— Start —
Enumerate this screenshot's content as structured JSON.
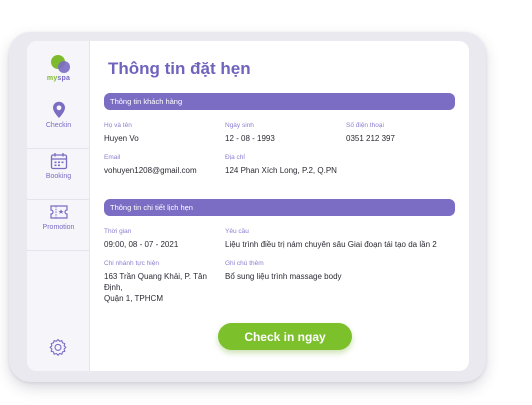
{
  "app": {
    "logo_text_primary": "my",
    "logo_text_secondary": "spa"
  },
  "sidebar": {
    "items": [
      {
        "label": "Checkin",
        "icon": "location-pin-icon"
      },
      {
        "label": "Booking",
        "icon": "calendar-icon"
      },
      {
        "label": "Promotion",
        "icon": "ticket-icon"
      }
    ],
    "settings_icon": "gear-icon"
  },
  "page": {
    "title": "Thông tin đặt hẹn"
  },
  "customer_section": {
    "heading": "Thông tin khách hàng",
    "name_label": "Họ và tên",
    "name_value": "Huyen Vo",
    "dob_label": "Ngày sinh",
    "dob_value": "12 - 08 - 1993",
    "phone_label": "Số điện thoại",
    "phone_value": "0351 212 397",
    "email_label": "Email",
    "email_value": "vohuyen1208@gmail.com",
    "address_label": "Địa chỉ",
    "address_value": "124 Phan Xích Long, P.2, Q.PN"
  },
  "booking_section": {
    "heading": "Thông tin chi tiết lịch hẹn",
    "time_label": "Thời gian",
    "time_value": "09:00, 08 - 07 - 2021",
    "request_label": "Yêu cầu",
    "request_value": "Liệu trình điều trị nám chuyên sâu Giai đoạn tái tạo da lần 2",
    "branch_label": "Chi nhánh tực hiện",
    "branch_value_line1": "163 Trần Quang Khải, P. Tân Định,",
    "branch_value_line2": "Quận 1, TPHCM",
    "note_label": "Ghi chú thêm",
    "note_value": "Bổ sung liệu trình massage body"
  },
  "actions": {
    "checkin_label": "Check in ngay"
  },
  "colors": {
    "accent_purple": "#7b6cc4",
    "accent_green": "#7cc02c"
  }
}
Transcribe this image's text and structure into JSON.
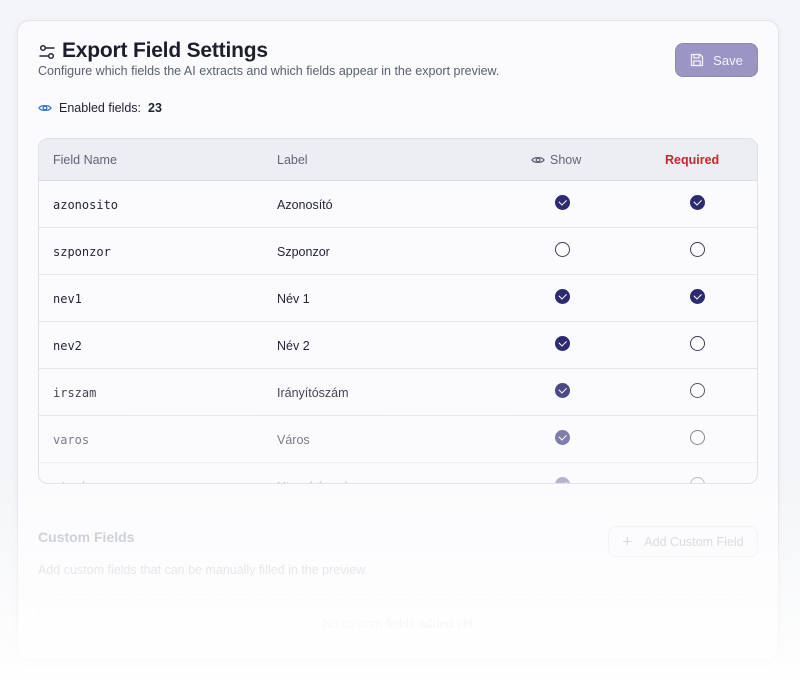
{
  "header": {
    "title": "Export Field Settings",
    "subtitle": "Configure which fields the AI extracts and which fields appear in the export preview.",
    "icon": "sliders-icon",
    "save_label": "Save"
  },
  "enabled": {
    "label": "Enabled fields:",
    "count": "23"
  },
  "table": {
    "columns": {
      "name": "Field Name",
      "label": "Label",
      "show": "Show",
      "required": "Required"
    },
    "rows": [
      {
        "name": "azonosito",
        "label": "Azonosító",
        "show": true,
        "required": true
      },
      {
        "name": "szponzor",
        "label": "Szponzor",
        "show": false,
        "required": false
      },
      {
        "name": "nev1",
        "label": "Név 1",
        "show": true,
        "required": true
      },
      {
        "name": "nev2",
        "label": "Név 2",
        "show": true,
        "required": false
      },
      {
        "name": "irszam",
        "label": "Irányítószám",
        "show": true,
        "required": false
      },
      {
        "name": "varos",
        "label": "Város",
        "show": true,
        "required": false
      },
      {
        "name": "utcahaz",
        "label": "Utca, házszám",
        "show": true,
        "required": false
      }
    ]
  },
  "custom": {
    "title": "Custom Fields",
    "description": "Add custom fields that can be manually filled in the preview.",
    "add_label": "Add Custom Field",
    "empty_text": "No custom fields added yet"
  },
  "colors": {
    "accent": "#2d2a72",
    "save_button": "#9a95c2",
    "required": "#c62828"
  }
}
— End —
• [Problem]:
Copy every line in the listing above where the string "heading" turns up.

• [Full solution]:
    "heading": "Thông tin khách hàng",
    "heading": "Thông tin chi tiết lịch hẹn",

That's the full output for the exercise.